◆ **DIE AUFGABE**
Gib sämtliche Zeilen unten unverändert wieder. Lass dabei die Bilder weg.

◆ **VERFÜGBARE ZEILEN**
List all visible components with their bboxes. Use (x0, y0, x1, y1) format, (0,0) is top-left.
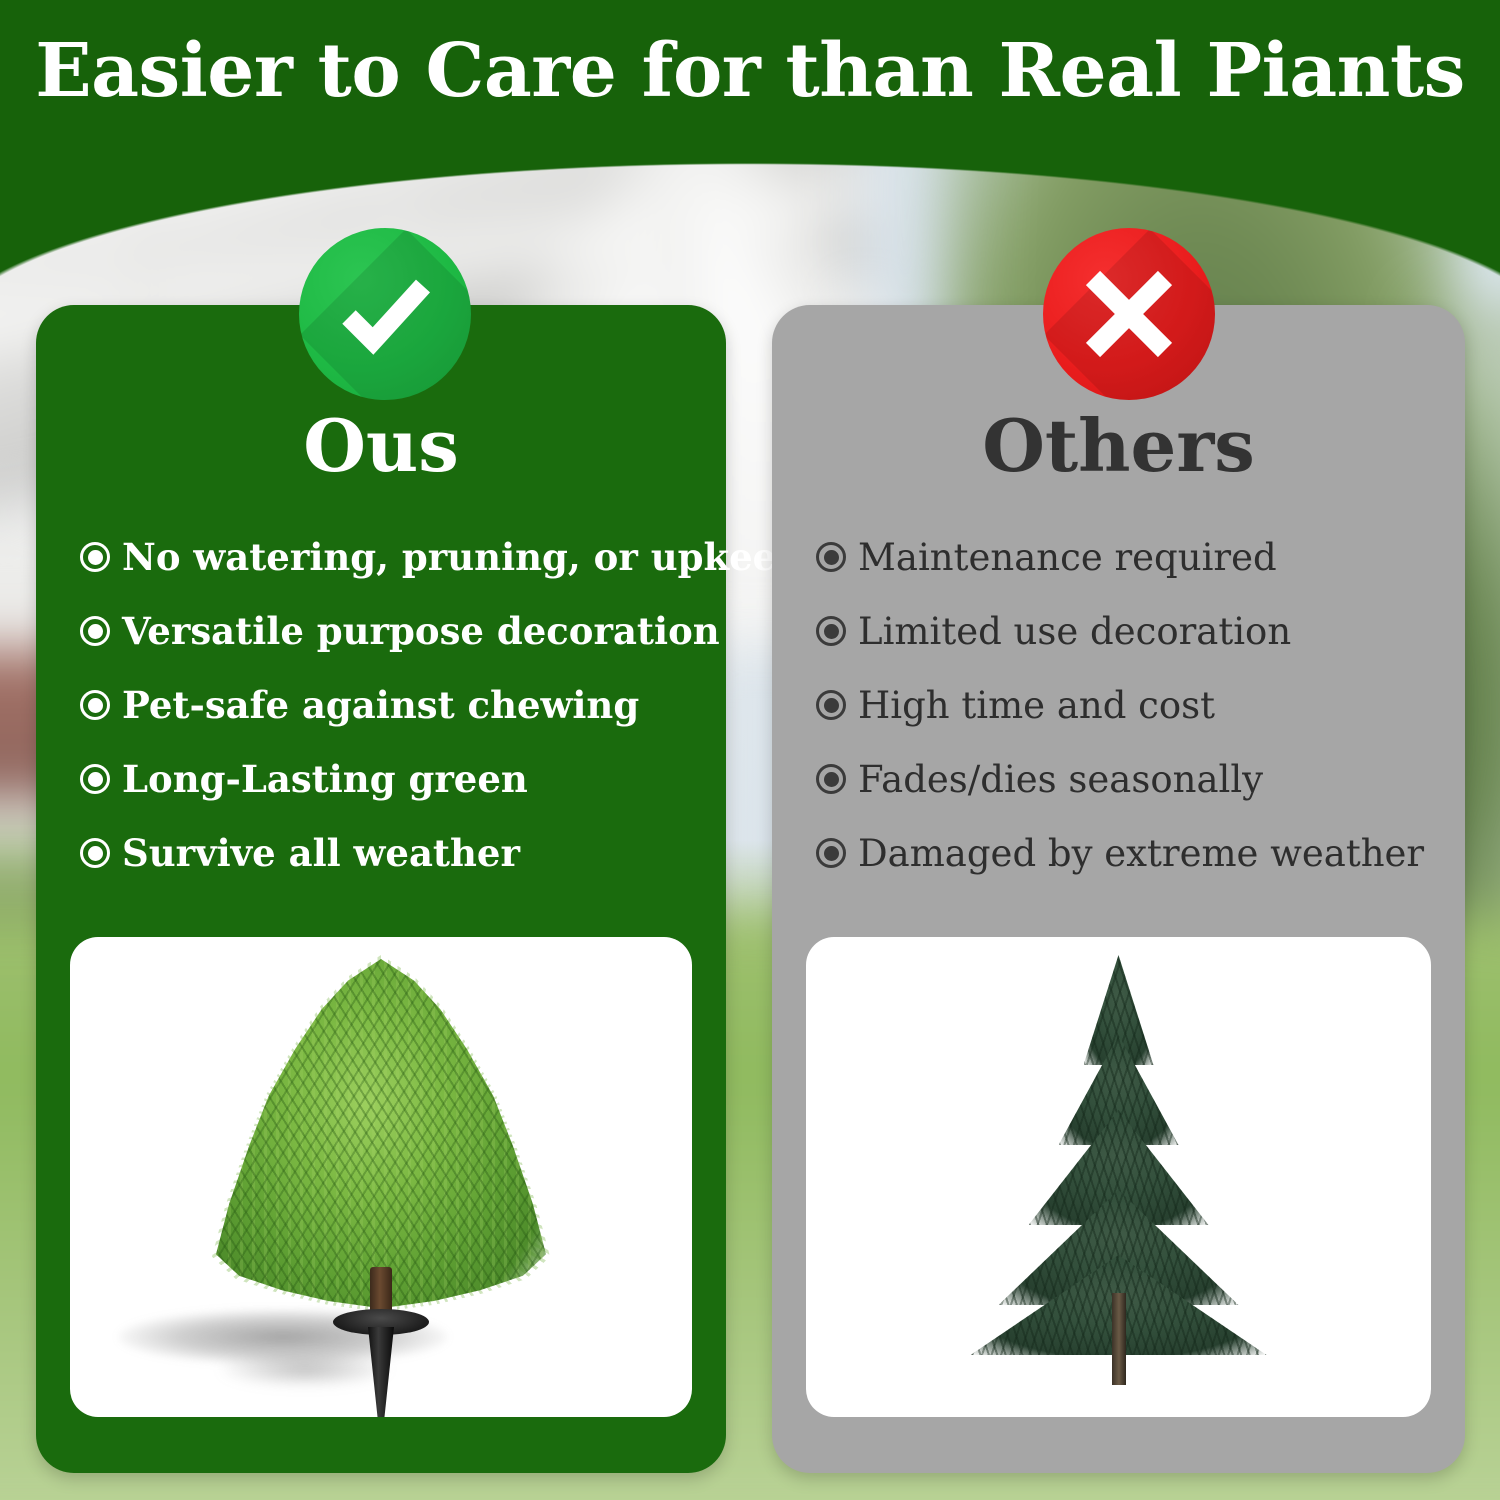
feature-label: Long-Lasting green (122, 761, 528, 798)
product-image-card-others: Tall dark green real spruce conifer tree… (806, 937, 1431, 1417)
radio-filled-icon (80, 764, 110, 794)
real-spruce-tree-image (969, 955, 1269, 1385)
shrub-foliage-texture (216, 959, 546, 1319)
conifer-trunk (1112, 1293, 1126, 1385)
feature-label: Pet-safe against chewing (122, 687, 639, 724)
product-image-card-ours: Artificial bushy green cypress shrub mou… (70, 937, 692, 1417)
cross-circle-icon (1043, 228, 1215, 400)
panel-ours-title: Ous (36, 410, 726, 482)
radio-filled-icon (80, 542, 110, 572)
comparison-infographic: Easier to Care for than Real Piants Ous … (0, 0, 1500, 1500)
panel-others-title: Others (772, 410, 1465, 482)
feature-label: No watering, pruning, or upkeep (122, 539, 802, 576)
list-item: Fades/dies seasonally (816, 742, 1465, 816)
radio-filled-icon (816, 542, 846, 572)
radio-filled-icon (816, 690, 846, 720)
list-item: Survive all weather (80, 816, 726, 890)
radio-filled-icon (816, 838, 846, 868)
panel-others: Others Maintenance required Limited use … (772, 305, 1465, 1473)
list-item: No watering, pruning, or upkeep (80, 520, 726, 594)
feature-label: Maintenance required (858, 539, 1277, 576)
feature-label: Survive all weather (122, 835, 520, 872)
page-title: Easier to Care for than Real Piants (0, 34, 1500, 108)
radio-filled-icon (80, 616, 110, 646)
list-item: Limited use decoration (816, 594, 1465, 668)
panel-ours: Ous No watering, pruning, or upkeep Vers… (36, 305, 726, 1473)
list-item: Maintenance required (816, 520, 1465, 594)
list-item: Pet-safe against chewing (80, 668, 726, 742)
feature-label: Fades/dies seasonally (858, 761, 1263, 798)
artificial-cypress-shrub-image (216, 959, 546, 1319)
list-item: High time and cost (816, 668, 1465, 742)
shrub-ground-shadow-soft (220, 1352, 390, 1386)
feature-label: Limited use decoration (858, 613, 1291, 650)
feature-label: Versatile purpose decoration (122, 613, 720, 650)
check-circle-icon (299, 228, 471, 400)
list-item: Long-Lasting green (80, 742, 726, 816)
list-item: Versatile purpose decoration (80, 594, 726, 668)
radio-filled-icon (816, 764, 846, 794)
radio-filled-icon (816, 616, 846, 646)
panel-others-feature-list: Maintenance required Limited use decorat… (772, 520, 1465, 890)
feature-label: Damaged by extreme weather (858, 835, 1424, 872)
radio-filled-icon (80, 838, 110, 868)
radio-filled-icon (80, 690, 110, 720)
feature-label: High time and cost (858, 687, 1215, 724)
panel-ours-feature-list: No watering, pruning, or upkeep Versatil… (36, 520, 726, 890)
list-item: Damaged by extreme weather (816, 816, 1465, 890)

◆ **LÖSUNG**
List all visible components with their bboxes. Use (x0, y0, x1, y1) format, (0,0) is top-left.
feature-label: Long-Lasting green (122, 761, 528, 798)
product-image-card-others: Tall dark green real spruce conifer tree… (806, 937, 1431, 1417)
radio-filled-icon (80, 764, 110, 794)
real-spruce-tree-image (969, 955, 1269, 1385)
shrub-foliage-texture (216, 959, 546, 1319)
conifer-trunk (1112, 1293, 1126, 1385)
feature-label: Pet-safe against chewing (122, 687, 639, 724)
product-image-card-ours: Artificial bushy green cypress shrub mou… (70, 937, 692, 1417)
cross-circle-icon (1043, 228, 1215, 400)
panel-ours-title: Ous (36, 410, 726, 482)
radio-filled-icon (80, 542, 110, 572)
comparison-infographic: Easier to Care for than Real Piants Ous … (0, 0, 1500, 1500)
panel-others-title: Others (772, 410, 1465, 482)
feature-label: No watering, pruning, or upkeep (122, 539, 802, 576)
list-item: Fades/dies seasonally (816, 742, 1465, 816)
radio-filled-icon (816, 542, 846, 572)
radio-filled-icon (816, 690, 846, 720)
list-item: Survive all weather (80, 816, 726, 890)
radio-filled-icon (816, 838, 846, 868)
panel-others: Others Maintenance required Limited use … (772, 305, 1465, 1473)
list-item: No watering, pruning, or upkeep (80, 520, 726, 594)
feature-label: Maintenance required (858, 539, 1277, 576)
feature-label: Survive all weather (122, 835, 520, 872)
page-title: Easier to Care for than Real Piants (0, 34, 1500, 108)
radio-filled-icon (80, 616, 110, 646)
list-item: Limited use decoration (816, 594, 1465, 668)
panel-ours: Ous No watering, pruning, or upkeep Vers… (36, 305, 726, 1473)
list-item: Maintenance required (816, 520, 1465, 594)
list-item: Pet-safe against chewing (80, 668, 726, 742)
feature-label: Fades/dies seasonally (858, 761, 1263, 798)
artificial-cypress-shrub-image (216, 959, 546, 1319)
list-item: High time and cost (816, 668, 1465, 742)
shrub-ground-shadow-soft (220, 1352, 390, 1386)
feature-label: Limited use decoration (858, 613, 1291, 650)
feature-label: Versatile purpose decoration (122, 613, 720, 650)
check-circle-icon (299, 228, 471, 400)
list-item: Long-Lasting green (80, 742, 726, 816)
list-item: Versatile purpose decoration (80, 594, 726, 668)
radio-filled-icon (816, 764, 846, 794)
radio-filled-icon (816, 616, 846, 646)
panel-others-feature-list: Maintenance required Limited use decorat… (772, 520, 1465, 890)
feature-label: Damaged by extreme weather (858, 835, 1424, 872)
radio-filled-icon (80, 838, 110, 868)
radio-filled-icon (80, 690, 110, 720)
feature-label: High time and cost (858, 687, 1215, 724)
panel-ours-feature-list: No watering, pruning, or upkeep Versatil… (36, 520, 726, 890)
list-item: Damaged by extreme weather (816, 816, 1465, 890)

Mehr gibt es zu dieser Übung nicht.